**WHAT YOU HAVE TO DO**
Only lines with the word "this" are needed; collect each of them from the listing below.

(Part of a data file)
==========
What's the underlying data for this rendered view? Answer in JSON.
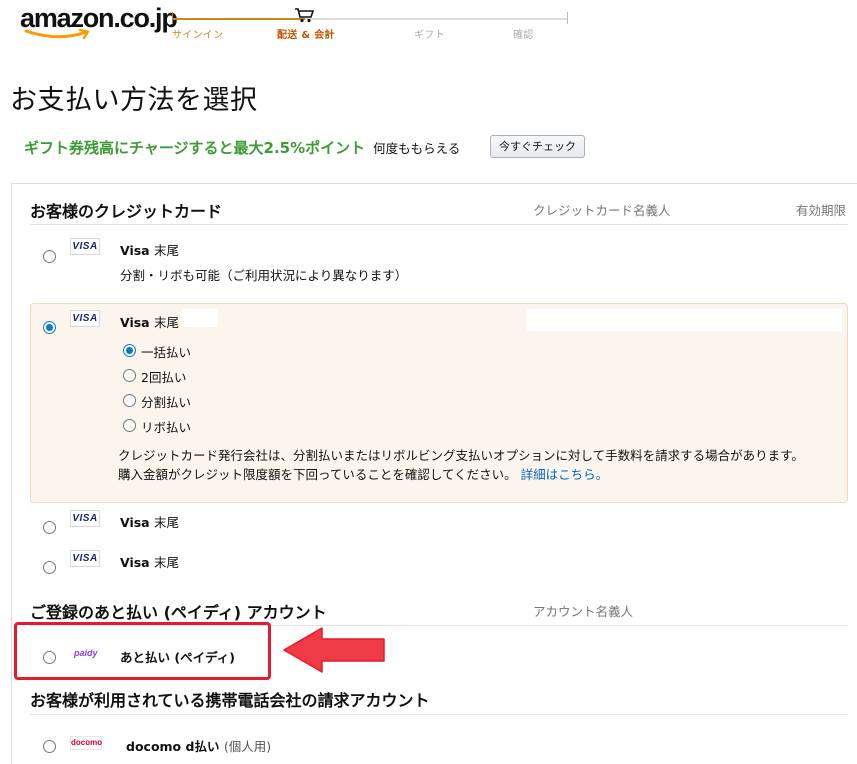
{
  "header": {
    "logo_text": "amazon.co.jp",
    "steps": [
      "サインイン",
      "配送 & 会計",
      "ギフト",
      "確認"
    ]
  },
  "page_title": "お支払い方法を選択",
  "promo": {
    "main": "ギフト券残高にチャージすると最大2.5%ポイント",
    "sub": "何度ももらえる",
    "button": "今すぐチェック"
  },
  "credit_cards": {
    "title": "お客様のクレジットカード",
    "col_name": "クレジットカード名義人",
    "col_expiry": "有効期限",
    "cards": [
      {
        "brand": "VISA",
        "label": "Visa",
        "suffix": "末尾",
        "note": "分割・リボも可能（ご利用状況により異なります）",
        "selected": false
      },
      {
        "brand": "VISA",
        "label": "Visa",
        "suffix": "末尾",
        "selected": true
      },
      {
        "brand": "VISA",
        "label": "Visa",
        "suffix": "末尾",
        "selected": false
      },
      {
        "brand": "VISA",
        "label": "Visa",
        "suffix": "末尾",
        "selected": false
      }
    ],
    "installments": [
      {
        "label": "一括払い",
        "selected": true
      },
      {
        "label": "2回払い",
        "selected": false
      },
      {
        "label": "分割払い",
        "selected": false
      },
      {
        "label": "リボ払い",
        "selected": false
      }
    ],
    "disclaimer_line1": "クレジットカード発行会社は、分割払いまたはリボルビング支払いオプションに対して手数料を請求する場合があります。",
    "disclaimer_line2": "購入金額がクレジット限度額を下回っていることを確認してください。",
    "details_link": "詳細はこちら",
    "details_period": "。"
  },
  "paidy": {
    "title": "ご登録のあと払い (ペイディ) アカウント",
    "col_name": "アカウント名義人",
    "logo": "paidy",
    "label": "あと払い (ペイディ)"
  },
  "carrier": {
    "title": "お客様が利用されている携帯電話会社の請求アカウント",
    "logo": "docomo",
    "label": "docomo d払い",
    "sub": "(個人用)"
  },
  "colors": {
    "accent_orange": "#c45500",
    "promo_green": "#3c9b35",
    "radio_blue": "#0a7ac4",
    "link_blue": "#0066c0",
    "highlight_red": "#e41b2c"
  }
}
==========
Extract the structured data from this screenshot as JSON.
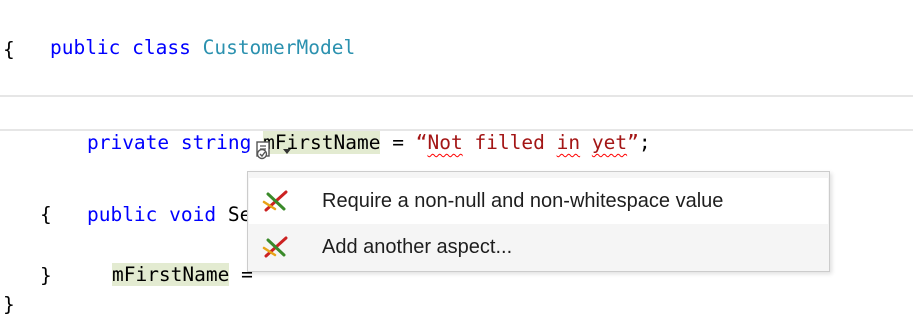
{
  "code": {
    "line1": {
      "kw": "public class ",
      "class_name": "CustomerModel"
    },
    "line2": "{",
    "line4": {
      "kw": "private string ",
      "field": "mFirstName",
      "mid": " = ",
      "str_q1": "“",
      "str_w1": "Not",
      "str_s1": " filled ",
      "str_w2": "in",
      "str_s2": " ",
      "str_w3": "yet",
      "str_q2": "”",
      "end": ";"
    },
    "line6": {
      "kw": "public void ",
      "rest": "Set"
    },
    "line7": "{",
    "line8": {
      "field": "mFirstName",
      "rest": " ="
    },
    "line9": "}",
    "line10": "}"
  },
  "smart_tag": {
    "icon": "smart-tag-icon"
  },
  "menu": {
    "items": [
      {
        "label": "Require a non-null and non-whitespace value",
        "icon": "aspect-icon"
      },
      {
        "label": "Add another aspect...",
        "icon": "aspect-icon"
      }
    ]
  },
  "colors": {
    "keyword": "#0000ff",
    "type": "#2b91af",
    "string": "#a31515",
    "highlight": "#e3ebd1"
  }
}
==========
**EXERCISE RESPONSE**
What's the underlying data for this rendered view? Answer in JSON.
Extract the structured data from this screenshot as JSON.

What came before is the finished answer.